PROBLEM: Check each line of the records below for the string "fraction", then state how many lines contain it, with no other output.

———

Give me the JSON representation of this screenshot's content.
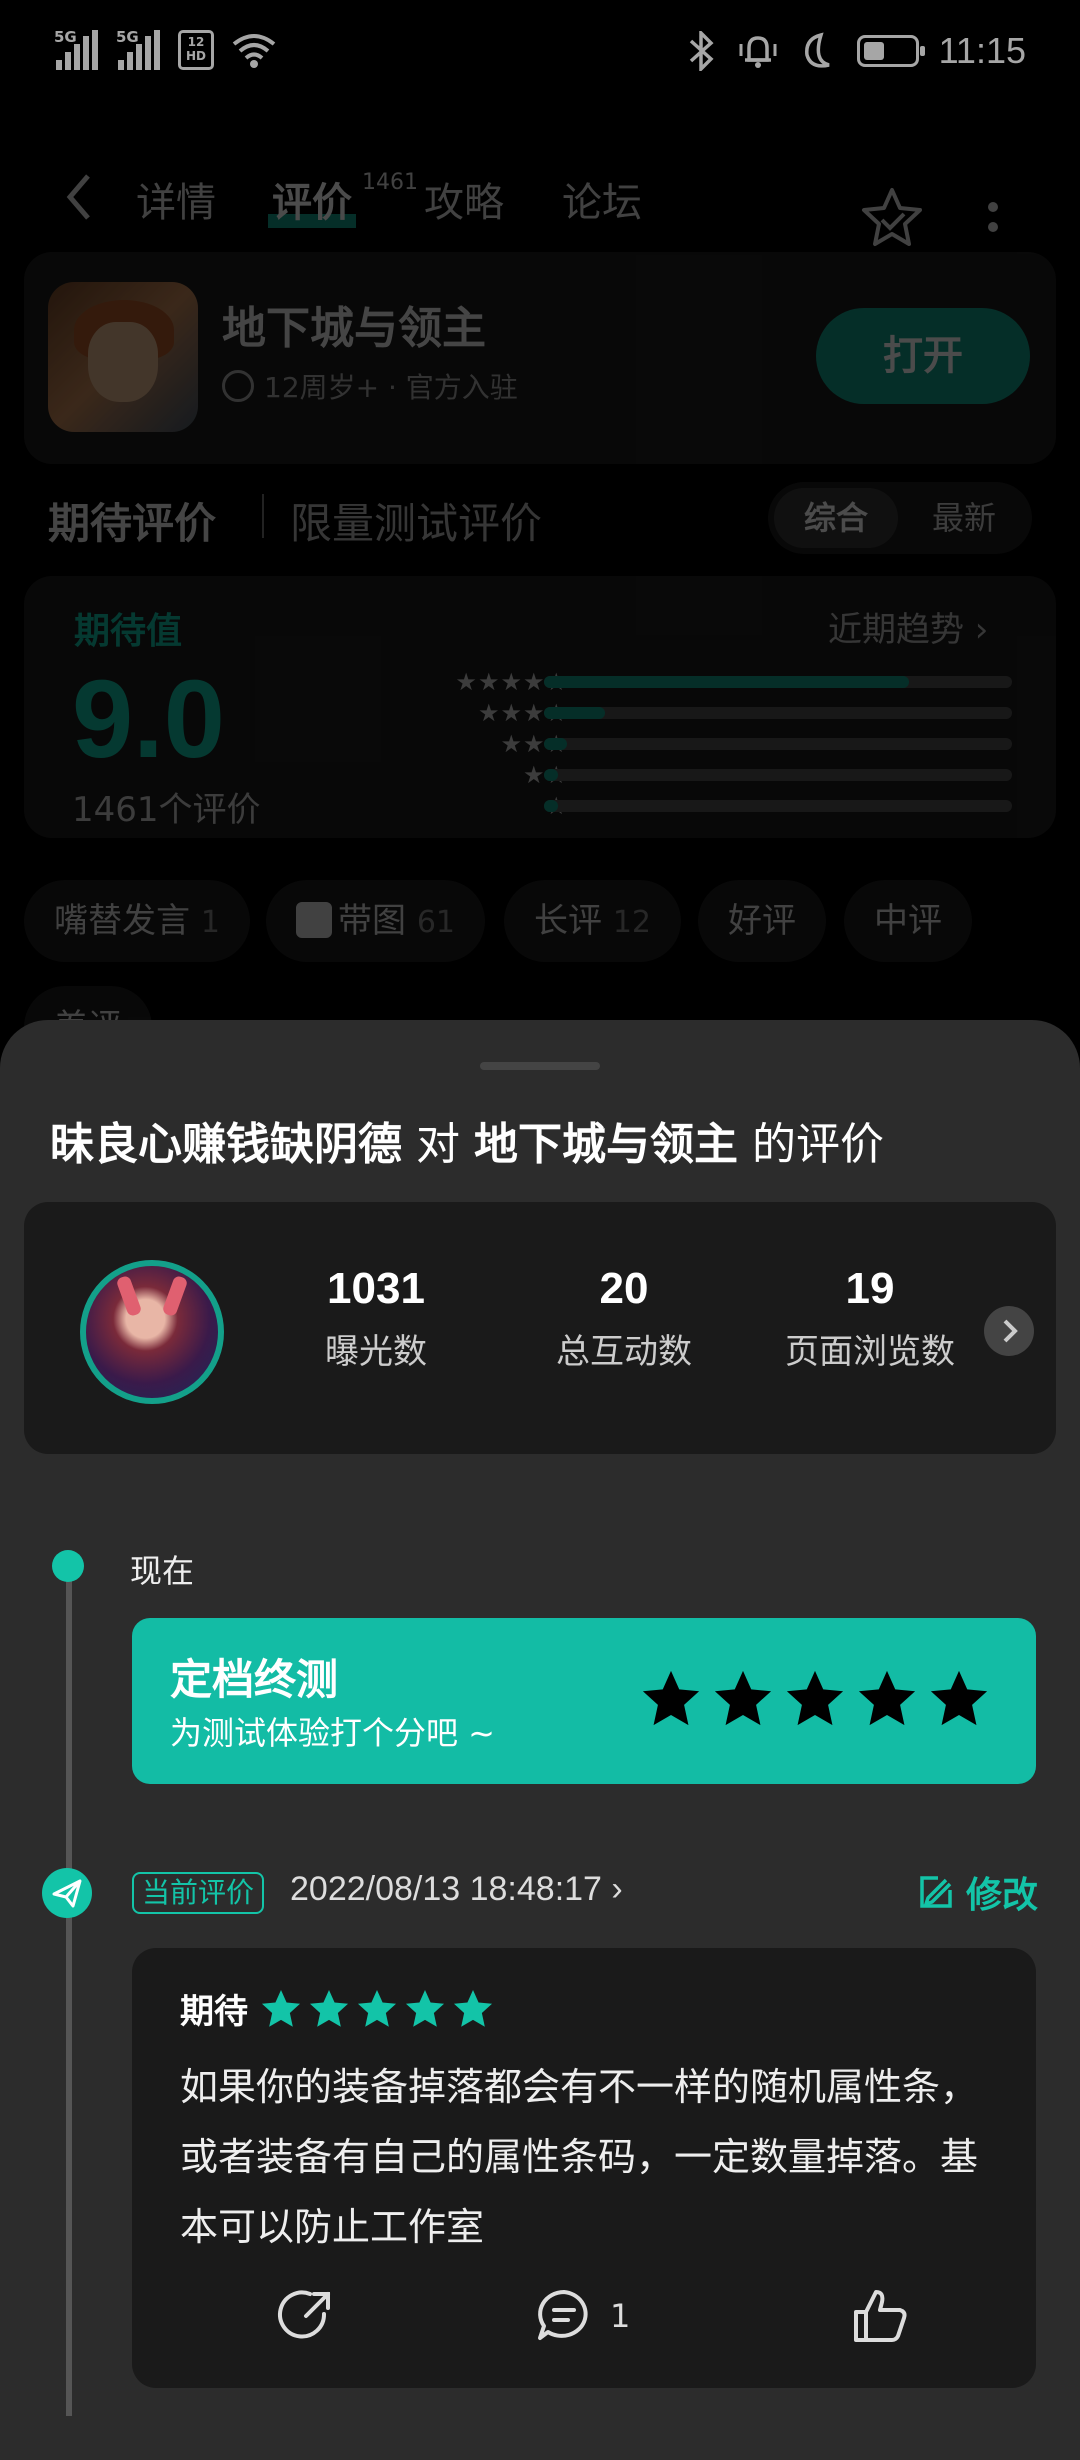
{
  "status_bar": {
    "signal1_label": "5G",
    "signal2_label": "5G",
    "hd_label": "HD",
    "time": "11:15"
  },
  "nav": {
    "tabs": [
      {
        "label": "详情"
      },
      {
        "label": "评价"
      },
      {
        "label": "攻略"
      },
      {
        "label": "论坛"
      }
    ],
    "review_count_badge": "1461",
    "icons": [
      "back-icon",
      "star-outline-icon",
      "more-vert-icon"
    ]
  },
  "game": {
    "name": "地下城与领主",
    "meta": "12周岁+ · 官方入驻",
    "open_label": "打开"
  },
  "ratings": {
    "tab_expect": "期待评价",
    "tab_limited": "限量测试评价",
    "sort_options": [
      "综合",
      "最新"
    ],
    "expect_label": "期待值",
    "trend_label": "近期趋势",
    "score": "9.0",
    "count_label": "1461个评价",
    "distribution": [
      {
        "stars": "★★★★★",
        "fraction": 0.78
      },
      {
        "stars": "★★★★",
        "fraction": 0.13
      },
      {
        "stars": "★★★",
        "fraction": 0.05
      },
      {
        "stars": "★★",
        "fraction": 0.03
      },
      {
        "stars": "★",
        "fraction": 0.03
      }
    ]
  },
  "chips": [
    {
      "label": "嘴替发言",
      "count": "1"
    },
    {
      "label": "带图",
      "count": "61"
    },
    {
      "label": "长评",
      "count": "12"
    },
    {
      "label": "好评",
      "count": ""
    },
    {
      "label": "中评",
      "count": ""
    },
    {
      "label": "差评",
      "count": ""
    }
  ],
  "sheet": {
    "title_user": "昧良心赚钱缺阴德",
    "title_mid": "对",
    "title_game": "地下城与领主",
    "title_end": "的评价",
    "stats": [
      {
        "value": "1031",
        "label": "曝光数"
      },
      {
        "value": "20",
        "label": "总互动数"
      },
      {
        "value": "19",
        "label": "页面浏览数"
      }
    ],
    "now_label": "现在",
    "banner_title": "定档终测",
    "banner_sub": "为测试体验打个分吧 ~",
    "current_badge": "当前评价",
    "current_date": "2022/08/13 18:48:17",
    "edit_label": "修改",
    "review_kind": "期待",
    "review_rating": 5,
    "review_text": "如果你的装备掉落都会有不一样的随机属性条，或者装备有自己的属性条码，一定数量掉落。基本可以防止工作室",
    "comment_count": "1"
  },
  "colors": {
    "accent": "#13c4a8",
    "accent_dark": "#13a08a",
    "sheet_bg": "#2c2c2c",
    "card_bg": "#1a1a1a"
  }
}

———

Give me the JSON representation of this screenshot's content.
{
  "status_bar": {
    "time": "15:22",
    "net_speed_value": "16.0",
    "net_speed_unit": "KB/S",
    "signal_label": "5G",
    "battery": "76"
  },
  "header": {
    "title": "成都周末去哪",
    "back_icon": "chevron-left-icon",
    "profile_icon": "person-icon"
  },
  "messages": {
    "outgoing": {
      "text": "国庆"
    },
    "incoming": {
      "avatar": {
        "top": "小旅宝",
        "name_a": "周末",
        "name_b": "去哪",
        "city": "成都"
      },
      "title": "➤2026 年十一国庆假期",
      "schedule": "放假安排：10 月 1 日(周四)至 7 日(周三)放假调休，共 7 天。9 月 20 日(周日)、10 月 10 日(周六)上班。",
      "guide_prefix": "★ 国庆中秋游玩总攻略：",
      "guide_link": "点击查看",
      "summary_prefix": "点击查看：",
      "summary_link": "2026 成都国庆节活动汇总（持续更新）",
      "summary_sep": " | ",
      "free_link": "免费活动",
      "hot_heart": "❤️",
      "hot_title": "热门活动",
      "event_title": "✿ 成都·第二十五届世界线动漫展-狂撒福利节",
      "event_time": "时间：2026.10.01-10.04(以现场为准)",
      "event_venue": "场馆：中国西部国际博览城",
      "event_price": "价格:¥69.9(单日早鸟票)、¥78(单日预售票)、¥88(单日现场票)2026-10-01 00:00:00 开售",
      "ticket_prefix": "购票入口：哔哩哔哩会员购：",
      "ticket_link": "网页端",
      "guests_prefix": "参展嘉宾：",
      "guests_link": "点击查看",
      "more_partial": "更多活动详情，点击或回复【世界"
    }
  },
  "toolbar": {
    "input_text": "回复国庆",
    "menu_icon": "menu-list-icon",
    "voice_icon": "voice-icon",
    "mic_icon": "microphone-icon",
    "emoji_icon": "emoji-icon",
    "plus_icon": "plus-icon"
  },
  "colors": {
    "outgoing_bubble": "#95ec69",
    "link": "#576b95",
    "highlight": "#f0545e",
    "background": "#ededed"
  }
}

———

RESULT OF THE EXERCISE: 5